— Begin —

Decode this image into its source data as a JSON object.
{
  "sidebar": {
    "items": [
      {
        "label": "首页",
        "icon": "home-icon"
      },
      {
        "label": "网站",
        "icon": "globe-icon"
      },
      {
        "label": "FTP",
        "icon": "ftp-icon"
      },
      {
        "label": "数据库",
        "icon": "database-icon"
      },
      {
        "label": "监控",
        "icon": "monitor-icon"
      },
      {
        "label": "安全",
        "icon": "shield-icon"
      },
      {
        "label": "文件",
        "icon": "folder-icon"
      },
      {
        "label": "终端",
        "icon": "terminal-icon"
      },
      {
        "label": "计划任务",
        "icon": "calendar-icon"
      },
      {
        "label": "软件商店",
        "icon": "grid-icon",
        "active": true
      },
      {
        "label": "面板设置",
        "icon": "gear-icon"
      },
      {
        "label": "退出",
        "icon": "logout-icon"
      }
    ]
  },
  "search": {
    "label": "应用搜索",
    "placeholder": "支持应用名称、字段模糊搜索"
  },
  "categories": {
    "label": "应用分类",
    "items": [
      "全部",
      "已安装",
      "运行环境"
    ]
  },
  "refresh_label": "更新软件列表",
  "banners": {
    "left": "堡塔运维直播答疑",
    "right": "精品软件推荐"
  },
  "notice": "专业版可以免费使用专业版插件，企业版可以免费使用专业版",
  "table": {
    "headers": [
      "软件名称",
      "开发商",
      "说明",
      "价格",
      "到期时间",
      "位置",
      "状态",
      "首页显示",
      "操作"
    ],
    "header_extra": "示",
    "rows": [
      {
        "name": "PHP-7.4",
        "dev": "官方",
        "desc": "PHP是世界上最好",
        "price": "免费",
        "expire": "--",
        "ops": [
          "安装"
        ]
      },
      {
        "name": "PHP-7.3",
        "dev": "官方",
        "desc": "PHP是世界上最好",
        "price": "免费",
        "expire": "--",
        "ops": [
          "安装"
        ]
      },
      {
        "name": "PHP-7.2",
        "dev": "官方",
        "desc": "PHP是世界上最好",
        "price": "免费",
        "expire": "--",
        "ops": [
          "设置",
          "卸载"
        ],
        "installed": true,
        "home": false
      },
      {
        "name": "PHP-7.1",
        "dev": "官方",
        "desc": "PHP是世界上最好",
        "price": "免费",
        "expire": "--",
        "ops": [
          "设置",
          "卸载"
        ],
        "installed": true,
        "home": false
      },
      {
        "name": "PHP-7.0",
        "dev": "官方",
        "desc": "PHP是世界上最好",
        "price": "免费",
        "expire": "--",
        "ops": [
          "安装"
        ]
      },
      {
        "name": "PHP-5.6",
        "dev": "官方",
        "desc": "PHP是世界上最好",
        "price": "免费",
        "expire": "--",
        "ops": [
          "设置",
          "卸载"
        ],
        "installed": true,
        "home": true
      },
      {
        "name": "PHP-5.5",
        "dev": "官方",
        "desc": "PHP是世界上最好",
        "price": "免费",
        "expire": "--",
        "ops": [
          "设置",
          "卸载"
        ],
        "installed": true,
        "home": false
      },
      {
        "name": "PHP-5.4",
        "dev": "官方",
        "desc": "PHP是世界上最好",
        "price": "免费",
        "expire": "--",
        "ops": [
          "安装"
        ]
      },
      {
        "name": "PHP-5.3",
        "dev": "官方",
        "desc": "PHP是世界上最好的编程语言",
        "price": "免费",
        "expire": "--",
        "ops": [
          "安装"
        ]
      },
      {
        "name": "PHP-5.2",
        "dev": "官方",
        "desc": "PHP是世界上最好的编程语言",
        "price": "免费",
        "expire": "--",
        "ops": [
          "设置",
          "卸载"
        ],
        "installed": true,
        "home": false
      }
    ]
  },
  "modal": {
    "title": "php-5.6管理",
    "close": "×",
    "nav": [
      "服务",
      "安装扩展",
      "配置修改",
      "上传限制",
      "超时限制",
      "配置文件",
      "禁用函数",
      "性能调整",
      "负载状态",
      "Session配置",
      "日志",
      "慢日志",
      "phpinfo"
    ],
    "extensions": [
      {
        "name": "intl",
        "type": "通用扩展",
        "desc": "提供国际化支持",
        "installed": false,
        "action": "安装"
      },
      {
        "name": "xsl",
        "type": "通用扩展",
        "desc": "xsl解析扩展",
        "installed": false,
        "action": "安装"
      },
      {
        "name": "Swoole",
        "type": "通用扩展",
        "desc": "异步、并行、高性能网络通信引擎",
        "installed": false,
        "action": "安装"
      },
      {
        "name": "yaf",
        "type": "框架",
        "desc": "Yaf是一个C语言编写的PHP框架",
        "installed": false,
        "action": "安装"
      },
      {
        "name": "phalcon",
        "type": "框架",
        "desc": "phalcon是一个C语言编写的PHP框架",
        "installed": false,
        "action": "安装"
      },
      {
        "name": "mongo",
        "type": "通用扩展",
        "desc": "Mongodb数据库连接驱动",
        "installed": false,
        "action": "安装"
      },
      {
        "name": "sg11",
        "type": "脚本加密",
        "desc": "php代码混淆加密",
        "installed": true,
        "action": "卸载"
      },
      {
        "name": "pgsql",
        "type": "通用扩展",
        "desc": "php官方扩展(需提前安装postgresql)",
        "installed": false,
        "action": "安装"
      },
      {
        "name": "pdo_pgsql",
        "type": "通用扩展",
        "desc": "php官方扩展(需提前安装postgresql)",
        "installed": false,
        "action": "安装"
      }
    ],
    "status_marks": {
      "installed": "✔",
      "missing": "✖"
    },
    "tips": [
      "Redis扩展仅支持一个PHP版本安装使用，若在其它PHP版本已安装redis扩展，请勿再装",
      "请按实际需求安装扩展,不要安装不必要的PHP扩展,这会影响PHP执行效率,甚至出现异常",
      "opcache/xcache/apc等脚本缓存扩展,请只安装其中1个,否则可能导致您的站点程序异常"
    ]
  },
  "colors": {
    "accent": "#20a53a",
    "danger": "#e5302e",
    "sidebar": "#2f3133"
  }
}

— End —

## WHAT YOU HAVE TO DO
Output all of the data above without any alteration.

## SOLUTION
Decode this image into its source data as a JSON object.
{
  "sidebar": {
    "items": [
      {
        "label": "首页",
        "icon": "home-icon"
      },
      {
        "label": "网站",
        "icon": "globe-icon"
      },
      {
        "label": "FTP",
        "icon": "ftp-icon"
      },
      {
        "label": "数据库",
        "icon": "database-icon"
      },
      {
        "label": "监控",
        "icon": "monitor-icon"
      },
      {
        "label": "安全",
        "icon": "shield-icon"
      },
      {
        "label": "文件",
        "icon": "folder-icon"
      },
      {
        "label": "终端",
        "icon": "terminal-icon"
      },
      {
        "label": "计划任务",
        "icon": "calendar-icon"
      },
      {
        "label": "软件商店",
        "icon": "grid-icon",
        "active": true
      },
      {
        "label": "面板设置",
        "icon": "gear-icon"
      },
      {
        "label": "退出",
        "icon": "logout-icon"
      }
    ]
  },
  "search": {
    "label": "应用搜索",
    "placeholder": "支持应用名称、字段模糊搜索"
  },
  "categories": {
    "label": "应用分类",
    "items": [
      "全部",
      "已安装",
      "运行环境"
    ]
  },
  "refresh_label": "更新软件列表",
  "banners": {
    "left": "堡塔运维直播答疑",
    "right": "精品软件推荐"
  },
  "notice": "专业版可以免费使用专业版插件，企业版可以免费使用专业版",
  "table": {
    "headers": [
      "软件名称",
      "开发商",
      "说明",
      "价格",
      "到期时间",
      "位置",
      "状态",
      "首页显示",
      "操作"
    ],
    "header_extra": "示",
    "rows": [
      {
        "name": "PHP-7.4",
        "dev": "官方",
        "desc": "PHP是世界上最好",
        "price": "免费",
        "expire": "--",
        "ops": [
          "安装"
        ]
      },
      {
        "name": "PHP-7.3",
        "dev": "官方",
        "desc": "PHP是世界上最好",
        "price": "免费",
        "expire": "--",
        "ops": [
          "安装"
        ]
      },
      {
        "name": "PHP-7.2",
        "dev": "官方",
        "desc": "PHP是世界上最好",
        "price": "免费",
        "expire": "--",
        "ops": [
          "设置",
          "卸载"
        ],
        "installed": true,
        "home": false
      },
      {
        "name": "PHP-7.1",
        "dev": "官方",
        "desc": "PHP是世界上最好",
        "price": "免费",
        "expire": "--",
        "ops": [
          "设置",
          "卸载"
        ],
        "installed": true,
        "home": false
      },
      {
        "name": "PHP-7.0",
        "dev": "官方",
        "desc": "PHP是世界上最好",
        "price": "免费",
        "expire": "--",
        "ops": [
          "安装"
        ]
      },
      {
        "name": "PHP-5.6",
        "dev": "官方",
        "desc": "PHP是世界上最好",
        "price": "免费",
        "expire": "--",
        "ops": [
          "设置",
          "卸载"
        ],
        "installed": true,
        "home": true
      },
      {
        "name": "PHP-5.5",
        "dev": "官方",
        "desc": "PHP是世界上最好",
        "price": "免费",
        "expire": "--",
        "ops": [
          "设置",
          "卸载"
        ],
        "installed": true,
        "home": false
      },
      {
        "name": "PHP-5.4",
        "dev": "官方",
        "desc": "PHP是世界上最好",
        "price": "免费",
        "expire": "--",
        "ops": [
          "安装"
        ]
      },
      {
        "name": "PHP-5.3",
        "dev": "官方",
        "desc": "PHP是世界上最好的编程语言",
        "price": "免费",
        "expire": "--",
        "ops": [
          "安装"
        ]
      },
      {
        "name": "PHP-5.2",
        "dev": "官方",
        "desc": "PHP是世界上最好的编程语言",
        "price": "免费",
        "expire": "--",
        "ops": [
          "设置",
          "卸载"
        ],
        "installed": true,
        "home": false
      }
    ]
  },
  "modal": {
    "title": "php-5.6管理",
    "close": "×",
    "nav": [
      "服务",
      "安装扩展",
      "配置修改",
      "上传限制",
      "超时限制",
      "配置文件",
      "禁用函数",
      "性能调整",
      "负载状态",
      "Session配置",
      "日志",
      "慢日志",
      "phpinfo"
    ],
    "extensions": [
      {
        "name": "intl",
        "type": "通用扩展",
        "desc": "提供国际化支持",
        "installed": false,
        "action": "安装"
      },
      {
        "name": "xsl",
        "type": "通用扩展",
        "desc": "xsl解析扩展",
        "installed": false,
        "action": "安装"
      },
      {
        "name": "Swoole",
        "type": "通用扩展",
        "desc": "异步、并行、高性能网络通信引擎",
        "installed": false,
        "action": "安装"
      },
      {
        "name": "yaf",
        "type": "框架",
        "desc": "Yaf是一个C语言编写的PHP框架",
        "installed": false,
        "action": "安装"
      },
      {
        "name": "phalcon",
        "type": "框架",
        "desc": "phalcon是一个C语言编写的PHP框架",
        "installed": false,
        "action": "安装"
      },
      {
        "name": "mongo",
        "type": "通用扩展",
        "desc": "Mongodb数据库连接驱动",
        "installed": false,
        "action": "安装"
      },
      {
        "name": "sg11",
        "type": "脚本加密",
        "desc": "php代码混淆加密",
        "installed": true,
        "action": "卸载"
      },
      {
        "name": "pgsql",
        "type": "通用扩展",
        "desc": "php官方扩展(需提前安装postgresql)",
        "installed": false,
        "action": "安装"
      },
      {
        "name": "pdo_pgsql",
        "type": "通用扩展",
        "desc": "php官方扩展(需提前安装postgresql)",
        "installed": false,
        "action": "安装"
      }
    ],
    "status_marks": {
      "installed": "✔",
      "missing": "✖"
    },
    "tips": [
      "Redis扩展仅支持一个PHP版本安装使用，若在其它PHP版本已安装redis扩展，请勿再装",
      "请按实际需求安装扩展,不要安装不必要的PHP扩展,这会影响PHP执行效率,甚至出现异常",
      "opcache/xcache/apc等脚本缓存扩展,请只安装其中1个,否则可能导致您的站点程序异常"
    ]
  },
  "colors": {
    "accent": "#20a53a",
    "danger": "#e5302e",
    "sidebar": "#2f3133"
  }
}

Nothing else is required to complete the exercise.